>> start
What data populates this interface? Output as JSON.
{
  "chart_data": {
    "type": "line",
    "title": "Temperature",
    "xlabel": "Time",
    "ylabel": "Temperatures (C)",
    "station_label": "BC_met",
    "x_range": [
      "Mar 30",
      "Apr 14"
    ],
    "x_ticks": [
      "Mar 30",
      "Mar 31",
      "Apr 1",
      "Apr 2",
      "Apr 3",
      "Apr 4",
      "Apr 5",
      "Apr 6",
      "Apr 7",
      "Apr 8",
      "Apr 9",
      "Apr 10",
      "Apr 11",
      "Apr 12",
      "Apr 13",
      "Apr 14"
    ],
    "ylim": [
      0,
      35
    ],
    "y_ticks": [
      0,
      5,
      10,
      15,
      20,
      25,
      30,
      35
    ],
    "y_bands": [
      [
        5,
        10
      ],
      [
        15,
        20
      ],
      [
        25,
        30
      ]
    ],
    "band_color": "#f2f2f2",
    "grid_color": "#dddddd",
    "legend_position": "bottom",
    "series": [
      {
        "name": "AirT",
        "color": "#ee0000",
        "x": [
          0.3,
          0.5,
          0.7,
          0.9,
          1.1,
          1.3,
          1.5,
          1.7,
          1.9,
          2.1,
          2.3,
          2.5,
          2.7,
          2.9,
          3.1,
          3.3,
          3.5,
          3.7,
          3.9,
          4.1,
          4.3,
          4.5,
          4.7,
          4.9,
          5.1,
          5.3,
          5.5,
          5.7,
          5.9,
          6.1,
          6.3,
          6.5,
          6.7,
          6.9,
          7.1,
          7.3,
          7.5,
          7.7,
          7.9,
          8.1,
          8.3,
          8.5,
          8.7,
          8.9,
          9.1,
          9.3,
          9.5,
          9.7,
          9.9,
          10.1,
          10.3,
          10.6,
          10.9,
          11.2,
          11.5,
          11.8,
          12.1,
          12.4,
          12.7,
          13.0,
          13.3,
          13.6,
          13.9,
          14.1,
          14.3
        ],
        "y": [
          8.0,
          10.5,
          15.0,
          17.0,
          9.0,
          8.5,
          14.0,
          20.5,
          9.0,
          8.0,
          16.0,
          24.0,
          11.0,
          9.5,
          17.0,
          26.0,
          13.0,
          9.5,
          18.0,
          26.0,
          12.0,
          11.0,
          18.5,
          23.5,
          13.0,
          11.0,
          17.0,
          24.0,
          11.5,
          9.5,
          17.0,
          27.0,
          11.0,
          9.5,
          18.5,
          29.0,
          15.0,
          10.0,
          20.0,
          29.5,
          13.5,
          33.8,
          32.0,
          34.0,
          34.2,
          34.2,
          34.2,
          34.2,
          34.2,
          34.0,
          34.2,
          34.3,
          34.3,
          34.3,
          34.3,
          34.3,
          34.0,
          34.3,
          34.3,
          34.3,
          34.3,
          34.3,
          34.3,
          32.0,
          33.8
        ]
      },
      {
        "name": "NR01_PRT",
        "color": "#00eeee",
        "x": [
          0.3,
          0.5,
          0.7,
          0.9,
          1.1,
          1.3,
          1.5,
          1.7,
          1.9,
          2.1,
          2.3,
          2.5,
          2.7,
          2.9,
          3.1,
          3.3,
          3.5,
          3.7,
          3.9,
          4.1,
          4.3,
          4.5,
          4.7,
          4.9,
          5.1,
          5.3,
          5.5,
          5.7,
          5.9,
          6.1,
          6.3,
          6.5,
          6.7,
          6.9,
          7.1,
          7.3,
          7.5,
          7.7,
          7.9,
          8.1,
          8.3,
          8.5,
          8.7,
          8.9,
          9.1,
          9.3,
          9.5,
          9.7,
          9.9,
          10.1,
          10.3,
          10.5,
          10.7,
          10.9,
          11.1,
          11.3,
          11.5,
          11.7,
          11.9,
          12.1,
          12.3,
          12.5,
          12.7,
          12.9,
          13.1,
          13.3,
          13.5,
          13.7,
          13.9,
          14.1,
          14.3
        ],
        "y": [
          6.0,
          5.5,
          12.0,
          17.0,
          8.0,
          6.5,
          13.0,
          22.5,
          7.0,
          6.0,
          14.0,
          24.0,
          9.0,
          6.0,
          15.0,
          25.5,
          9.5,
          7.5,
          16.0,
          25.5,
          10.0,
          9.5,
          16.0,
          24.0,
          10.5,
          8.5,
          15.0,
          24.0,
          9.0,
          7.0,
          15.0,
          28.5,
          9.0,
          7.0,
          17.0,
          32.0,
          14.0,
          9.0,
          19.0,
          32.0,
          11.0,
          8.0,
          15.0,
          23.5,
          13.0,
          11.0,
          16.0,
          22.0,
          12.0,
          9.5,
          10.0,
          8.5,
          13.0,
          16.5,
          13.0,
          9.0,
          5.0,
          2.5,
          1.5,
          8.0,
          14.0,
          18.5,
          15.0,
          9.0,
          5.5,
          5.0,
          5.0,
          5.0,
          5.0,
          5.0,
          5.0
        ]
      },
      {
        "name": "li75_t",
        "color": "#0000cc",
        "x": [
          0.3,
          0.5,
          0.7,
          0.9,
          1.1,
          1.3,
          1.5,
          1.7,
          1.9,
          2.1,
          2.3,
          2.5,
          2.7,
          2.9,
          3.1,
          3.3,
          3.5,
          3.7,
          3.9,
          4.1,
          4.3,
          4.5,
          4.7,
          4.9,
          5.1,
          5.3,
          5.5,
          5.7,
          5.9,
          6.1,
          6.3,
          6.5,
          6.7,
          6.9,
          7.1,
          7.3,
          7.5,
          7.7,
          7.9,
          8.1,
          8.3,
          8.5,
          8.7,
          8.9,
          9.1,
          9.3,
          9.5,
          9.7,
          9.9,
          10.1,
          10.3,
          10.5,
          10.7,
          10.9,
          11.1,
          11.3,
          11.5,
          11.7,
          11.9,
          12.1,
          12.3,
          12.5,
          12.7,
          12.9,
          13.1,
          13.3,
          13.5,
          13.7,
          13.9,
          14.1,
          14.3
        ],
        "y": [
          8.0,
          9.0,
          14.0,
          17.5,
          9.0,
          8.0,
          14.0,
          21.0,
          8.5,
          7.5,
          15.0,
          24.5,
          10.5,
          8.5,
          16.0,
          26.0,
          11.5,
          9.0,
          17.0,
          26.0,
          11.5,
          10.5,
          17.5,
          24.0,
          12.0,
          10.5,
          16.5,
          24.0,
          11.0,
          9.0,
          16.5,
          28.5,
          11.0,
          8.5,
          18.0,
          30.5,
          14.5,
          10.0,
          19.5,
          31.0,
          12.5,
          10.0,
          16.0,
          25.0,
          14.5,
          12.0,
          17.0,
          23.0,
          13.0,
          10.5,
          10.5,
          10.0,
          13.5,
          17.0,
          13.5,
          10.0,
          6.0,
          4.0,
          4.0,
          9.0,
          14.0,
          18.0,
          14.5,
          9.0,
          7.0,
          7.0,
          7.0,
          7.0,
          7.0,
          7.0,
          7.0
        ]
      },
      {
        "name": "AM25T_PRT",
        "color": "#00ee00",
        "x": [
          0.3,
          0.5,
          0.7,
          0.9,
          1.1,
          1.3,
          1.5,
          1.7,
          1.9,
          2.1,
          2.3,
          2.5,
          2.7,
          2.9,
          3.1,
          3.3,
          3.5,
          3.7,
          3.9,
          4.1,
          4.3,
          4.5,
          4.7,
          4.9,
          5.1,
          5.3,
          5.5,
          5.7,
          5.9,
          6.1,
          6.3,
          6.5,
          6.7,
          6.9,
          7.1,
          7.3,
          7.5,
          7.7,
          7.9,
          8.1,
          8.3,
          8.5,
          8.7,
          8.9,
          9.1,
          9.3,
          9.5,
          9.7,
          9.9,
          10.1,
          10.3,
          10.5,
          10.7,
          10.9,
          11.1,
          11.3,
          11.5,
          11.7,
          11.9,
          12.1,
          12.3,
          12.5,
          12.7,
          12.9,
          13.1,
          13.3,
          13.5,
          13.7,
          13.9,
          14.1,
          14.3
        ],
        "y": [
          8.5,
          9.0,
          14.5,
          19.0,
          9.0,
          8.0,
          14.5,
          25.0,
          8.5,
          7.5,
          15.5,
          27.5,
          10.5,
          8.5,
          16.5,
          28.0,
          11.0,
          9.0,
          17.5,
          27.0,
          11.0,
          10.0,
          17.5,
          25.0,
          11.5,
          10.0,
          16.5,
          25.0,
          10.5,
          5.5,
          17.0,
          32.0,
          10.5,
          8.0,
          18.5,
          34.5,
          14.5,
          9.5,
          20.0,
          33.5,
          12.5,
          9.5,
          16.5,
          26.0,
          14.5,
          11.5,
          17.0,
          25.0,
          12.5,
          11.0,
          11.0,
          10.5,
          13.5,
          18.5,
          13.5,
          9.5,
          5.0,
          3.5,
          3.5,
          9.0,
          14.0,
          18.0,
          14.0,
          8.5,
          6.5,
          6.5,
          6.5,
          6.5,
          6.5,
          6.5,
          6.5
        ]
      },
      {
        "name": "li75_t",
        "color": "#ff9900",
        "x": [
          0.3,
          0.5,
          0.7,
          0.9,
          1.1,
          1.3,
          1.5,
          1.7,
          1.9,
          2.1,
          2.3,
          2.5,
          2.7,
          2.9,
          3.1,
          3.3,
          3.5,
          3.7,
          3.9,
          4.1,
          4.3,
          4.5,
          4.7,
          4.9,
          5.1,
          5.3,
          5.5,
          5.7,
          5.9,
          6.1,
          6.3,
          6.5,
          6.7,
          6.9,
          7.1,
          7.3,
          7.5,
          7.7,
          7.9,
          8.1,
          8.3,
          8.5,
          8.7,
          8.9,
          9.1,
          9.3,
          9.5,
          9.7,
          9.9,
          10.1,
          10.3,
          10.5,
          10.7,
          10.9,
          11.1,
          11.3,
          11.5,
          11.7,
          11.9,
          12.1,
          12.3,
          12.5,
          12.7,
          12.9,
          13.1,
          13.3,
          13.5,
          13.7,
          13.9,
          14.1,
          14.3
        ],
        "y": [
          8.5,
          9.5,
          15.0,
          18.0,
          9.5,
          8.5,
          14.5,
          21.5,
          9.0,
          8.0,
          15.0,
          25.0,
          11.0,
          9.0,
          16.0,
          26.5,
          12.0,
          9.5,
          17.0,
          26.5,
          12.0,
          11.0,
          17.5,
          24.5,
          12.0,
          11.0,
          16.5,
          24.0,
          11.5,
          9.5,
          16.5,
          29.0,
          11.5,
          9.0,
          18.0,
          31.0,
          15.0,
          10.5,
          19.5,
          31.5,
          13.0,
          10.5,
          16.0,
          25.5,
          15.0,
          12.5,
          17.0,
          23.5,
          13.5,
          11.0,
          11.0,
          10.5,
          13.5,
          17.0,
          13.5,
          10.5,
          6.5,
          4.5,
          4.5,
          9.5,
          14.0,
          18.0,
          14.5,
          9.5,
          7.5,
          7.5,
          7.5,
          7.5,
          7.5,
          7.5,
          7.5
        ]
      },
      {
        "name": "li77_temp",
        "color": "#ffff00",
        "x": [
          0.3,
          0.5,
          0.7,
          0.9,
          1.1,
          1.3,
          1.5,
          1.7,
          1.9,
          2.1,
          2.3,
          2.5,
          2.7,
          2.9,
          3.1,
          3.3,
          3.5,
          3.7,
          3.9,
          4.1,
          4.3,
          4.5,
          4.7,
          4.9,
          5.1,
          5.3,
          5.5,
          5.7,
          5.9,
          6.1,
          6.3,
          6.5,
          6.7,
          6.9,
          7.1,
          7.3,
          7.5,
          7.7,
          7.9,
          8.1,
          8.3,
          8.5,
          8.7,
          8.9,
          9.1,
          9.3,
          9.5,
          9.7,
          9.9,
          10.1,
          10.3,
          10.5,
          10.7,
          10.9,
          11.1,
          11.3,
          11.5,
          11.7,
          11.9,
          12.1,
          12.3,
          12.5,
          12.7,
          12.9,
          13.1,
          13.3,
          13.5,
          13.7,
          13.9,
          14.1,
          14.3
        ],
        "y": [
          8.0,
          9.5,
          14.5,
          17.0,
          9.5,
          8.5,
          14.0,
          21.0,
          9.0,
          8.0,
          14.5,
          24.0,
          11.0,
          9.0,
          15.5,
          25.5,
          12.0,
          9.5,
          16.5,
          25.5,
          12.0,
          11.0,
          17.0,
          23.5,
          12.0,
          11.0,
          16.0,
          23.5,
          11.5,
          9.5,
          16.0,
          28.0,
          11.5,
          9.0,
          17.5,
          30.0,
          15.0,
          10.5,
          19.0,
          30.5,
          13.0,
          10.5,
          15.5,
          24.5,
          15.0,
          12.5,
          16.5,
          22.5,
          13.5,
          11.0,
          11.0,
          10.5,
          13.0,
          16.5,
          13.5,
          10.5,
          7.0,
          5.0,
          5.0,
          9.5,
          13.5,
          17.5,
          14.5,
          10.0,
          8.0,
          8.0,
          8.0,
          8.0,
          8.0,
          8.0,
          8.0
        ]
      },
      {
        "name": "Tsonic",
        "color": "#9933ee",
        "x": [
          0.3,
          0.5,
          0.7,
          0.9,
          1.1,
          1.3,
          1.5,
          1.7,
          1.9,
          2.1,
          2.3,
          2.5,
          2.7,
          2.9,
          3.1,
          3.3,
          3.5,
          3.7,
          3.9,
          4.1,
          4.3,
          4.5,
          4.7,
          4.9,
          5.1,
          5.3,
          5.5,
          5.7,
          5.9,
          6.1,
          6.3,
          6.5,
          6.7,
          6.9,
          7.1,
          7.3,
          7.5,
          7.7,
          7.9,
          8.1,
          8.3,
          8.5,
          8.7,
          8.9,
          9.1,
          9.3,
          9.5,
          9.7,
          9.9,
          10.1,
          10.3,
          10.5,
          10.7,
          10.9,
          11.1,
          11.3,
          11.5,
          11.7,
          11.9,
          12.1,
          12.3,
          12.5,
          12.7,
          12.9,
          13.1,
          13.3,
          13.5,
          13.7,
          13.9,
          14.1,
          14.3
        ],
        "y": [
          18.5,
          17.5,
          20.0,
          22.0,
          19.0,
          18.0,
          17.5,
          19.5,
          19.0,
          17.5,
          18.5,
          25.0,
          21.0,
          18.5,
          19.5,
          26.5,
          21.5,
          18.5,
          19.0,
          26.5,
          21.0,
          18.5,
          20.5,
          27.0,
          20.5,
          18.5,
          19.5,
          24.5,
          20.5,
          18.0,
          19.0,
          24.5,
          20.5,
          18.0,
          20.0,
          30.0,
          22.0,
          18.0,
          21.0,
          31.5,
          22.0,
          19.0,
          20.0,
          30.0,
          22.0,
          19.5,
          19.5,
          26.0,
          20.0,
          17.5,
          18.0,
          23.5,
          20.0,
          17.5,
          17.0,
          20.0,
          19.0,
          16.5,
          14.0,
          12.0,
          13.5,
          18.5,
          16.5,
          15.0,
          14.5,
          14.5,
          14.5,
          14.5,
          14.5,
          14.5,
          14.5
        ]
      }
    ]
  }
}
>> end
◆ Required task ◆
Of the lines above, how many contain the word "name"? Provide the number and nothing else.

◆ Exercise result ◆
7